** Start of The input **

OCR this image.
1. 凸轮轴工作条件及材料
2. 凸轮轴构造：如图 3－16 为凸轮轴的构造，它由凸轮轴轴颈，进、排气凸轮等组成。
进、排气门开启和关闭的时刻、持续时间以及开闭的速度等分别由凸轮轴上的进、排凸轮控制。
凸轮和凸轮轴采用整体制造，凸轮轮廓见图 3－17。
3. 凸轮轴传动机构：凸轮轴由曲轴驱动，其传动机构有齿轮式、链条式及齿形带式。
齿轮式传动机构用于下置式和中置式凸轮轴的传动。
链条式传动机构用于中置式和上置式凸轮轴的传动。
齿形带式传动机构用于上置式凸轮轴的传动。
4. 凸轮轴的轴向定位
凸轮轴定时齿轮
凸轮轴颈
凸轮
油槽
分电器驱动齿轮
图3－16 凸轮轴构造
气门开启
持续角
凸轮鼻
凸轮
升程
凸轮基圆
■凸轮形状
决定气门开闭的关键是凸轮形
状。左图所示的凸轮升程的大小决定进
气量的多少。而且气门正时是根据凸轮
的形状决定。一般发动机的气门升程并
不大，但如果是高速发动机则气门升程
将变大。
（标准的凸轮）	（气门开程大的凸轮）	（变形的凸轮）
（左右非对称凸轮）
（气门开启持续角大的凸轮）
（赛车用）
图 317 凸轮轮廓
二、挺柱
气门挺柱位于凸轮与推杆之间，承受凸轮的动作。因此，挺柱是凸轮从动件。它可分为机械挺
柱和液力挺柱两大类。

** End of The input **

== Goal ==
Copy all lines from the material that contain "凸轮轴构造".

== Written answer ==
2. 凸轮轴构造：如图 3－16 为凸轮轴的构造，它由凸轮轴轴颈，进、排气凸轮等组成。
图3－16 凸轮轴构造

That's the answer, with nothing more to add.